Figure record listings
>> START
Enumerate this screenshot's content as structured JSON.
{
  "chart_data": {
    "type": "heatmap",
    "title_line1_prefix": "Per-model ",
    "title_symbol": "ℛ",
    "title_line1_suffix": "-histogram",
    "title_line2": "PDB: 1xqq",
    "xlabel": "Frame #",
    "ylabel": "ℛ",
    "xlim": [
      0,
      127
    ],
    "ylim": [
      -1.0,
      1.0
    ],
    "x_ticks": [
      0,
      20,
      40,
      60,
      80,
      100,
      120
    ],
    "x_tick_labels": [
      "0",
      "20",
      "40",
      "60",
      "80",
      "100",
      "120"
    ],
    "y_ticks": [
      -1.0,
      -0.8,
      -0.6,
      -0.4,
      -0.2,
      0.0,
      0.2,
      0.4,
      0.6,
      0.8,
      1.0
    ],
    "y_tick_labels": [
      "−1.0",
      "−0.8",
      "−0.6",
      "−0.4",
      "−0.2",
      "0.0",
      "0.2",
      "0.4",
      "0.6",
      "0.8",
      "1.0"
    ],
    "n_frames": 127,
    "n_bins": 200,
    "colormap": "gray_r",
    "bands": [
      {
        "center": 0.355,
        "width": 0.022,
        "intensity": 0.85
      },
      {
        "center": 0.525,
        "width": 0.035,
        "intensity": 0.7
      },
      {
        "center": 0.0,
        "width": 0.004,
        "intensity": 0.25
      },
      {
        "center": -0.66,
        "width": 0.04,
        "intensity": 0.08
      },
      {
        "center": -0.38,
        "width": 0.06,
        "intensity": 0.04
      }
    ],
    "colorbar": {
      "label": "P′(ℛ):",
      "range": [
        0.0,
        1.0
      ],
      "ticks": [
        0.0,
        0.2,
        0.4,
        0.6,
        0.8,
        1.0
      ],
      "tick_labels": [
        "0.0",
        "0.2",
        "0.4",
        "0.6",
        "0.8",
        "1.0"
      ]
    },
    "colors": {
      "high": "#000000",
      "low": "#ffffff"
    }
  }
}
>> END
# PROBLEM DETAILS:
Reproduce the material precisely, including every line.

# WORKED ANSWER:
Enumerate this screenshot's content as structured JSON.
{
  "chart_data": {
    "type": "heatmap",
    "title_line1_prefix": "Per-model ",
    "title_symbol": "ℛ",
    "title_line1_suffix": "-histogram",
    "title_line2": "PDB: 1xqq",
    "xlabel": "Frame #",
    "ylabel": "ℛ",
    "xlim": [
      0,
      127
    ],
    "ylim": [
      -1.0,
      1.0
    ],
    "x_ticks": [
      0,
      20,
      40,
      60,
      80,
      100,
      120
    ],
    "x_tick_labels": [
      "0",
      "20",
      "40",
      "60",
      "80",
      "100",
      "120"
    ],
    "y_ticks": [
      -1.0,
      -0.8,
      -0.6,
      -0.4,
      -0.2,
      0.0,
      0.2,
      0.4,
      0.6,
      0.8,
      1.0
    ],
    "y_tick_labels": [
      "−1.0",
      "−0.8",
      "−0.6",
      "−0.4",
      "−0.2",
      "0.0",
      "0.2",
      "0.4",
      "0.6",
      "0.8",
      "1.0"
    ],
    "n_frames": 127,
    "n_bins": 200,
    "colormap": "gray_r",
    "bands": [
      {
        "center": 0.355,
        "width": 0.022,
        "intensity": 0.85
      },
      {
        "center": 0.525,
        "width": 0.035,
        "intensity": 0.7
      },
      {
        "center": 0.0,
        "width": 0.004,
        "intensity": 0.25
      },
      {
        "center": -0.66,
        "width": 0.04,
        "intensity": 0.08
      },
      {
        "center": -0.38,
        "width": 0.06,
        "intensity": 0.04
      }
    ],
    "colorbar": {
      "label": "P′(ℛ):",
      "range": [
        0.0,
        1.0
      ],
      "ticks": [
        0.0,
        0.2,
        0.4,
        0.6,
        0.8,
        1.0
      ],
      "tick_labels": [
        "0.0",
        "0.2",
        "0.4",
        "0.6",
        "0.8",
        "1.0"
      ]
    },
    "colors": {
      "high": "#000000",
      "low": "#ffffff"
    }
  }
}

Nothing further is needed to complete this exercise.